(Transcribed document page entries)
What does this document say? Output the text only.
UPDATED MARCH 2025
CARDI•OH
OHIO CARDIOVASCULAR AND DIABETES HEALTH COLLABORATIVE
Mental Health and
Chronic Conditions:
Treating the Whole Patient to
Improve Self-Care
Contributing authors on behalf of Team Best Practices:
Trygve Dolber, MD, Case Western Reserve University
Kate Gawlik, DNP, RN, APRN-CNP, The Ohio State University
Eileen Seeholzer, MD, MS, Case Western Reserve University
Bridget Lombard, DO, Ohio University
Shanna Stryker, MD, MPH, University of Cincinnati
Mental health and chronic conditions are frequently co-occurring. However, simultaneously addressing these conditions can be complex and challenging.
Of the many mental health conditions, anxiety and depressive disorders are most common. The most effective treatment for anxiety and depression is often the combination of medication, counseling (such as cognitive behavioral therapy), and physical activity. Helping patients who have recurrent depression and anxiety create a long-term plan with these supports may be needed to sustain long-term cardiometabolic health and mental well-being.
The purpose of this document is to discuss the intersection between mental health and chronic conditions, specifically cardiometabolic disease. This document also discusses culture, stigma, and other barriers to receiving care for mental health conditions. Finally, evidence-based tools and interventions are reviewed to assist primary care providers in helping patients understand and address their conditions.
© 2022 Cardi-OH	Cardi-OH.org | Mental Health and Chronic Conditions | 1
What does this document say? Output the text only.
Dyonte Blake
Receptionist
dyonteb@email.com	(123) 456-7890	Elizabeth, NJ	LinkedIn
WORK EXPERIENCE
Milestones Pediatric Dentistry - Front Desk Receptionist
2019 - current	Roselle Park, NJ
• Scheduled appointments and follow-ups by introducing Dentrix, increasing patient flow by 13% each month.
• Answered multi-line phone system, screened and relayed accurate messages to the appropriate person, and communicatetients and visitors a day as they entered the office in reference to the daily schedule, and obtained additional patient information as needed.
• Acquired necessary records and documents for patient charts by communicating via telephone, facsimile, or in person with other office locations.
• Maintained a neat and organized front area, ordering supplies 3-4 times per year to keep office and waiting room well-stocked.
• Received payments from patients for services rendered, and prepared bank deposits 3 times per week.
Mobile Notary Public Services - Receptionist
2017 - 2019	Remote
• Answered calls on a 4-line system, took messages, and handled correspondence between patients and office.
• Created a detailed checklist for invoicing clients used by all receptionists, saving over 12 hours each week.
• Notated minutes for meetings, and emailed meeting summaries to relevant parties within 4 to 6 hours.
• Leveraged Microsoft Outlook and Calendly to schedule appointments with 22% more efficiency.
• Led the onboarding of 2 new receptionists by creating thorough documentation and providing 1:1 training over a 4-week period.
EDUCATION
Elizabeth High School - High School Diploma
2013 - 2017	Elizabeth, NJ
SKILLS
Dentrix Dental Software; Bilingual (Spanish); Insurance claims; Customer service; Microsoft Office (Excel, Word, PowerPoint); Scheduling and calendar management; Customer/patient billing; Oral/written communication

◆ Instructions to follow ◆
Each line above that contains the word "Elizabeth" should be returned.

◆ Answer to this exercise ◆
dyonteb@email.com	(123) 456-7890	Elizabeth, NJ	LinkedIn
Elizabeth High School - High School Diploma
2013 - 2017	Elizabeth, NJ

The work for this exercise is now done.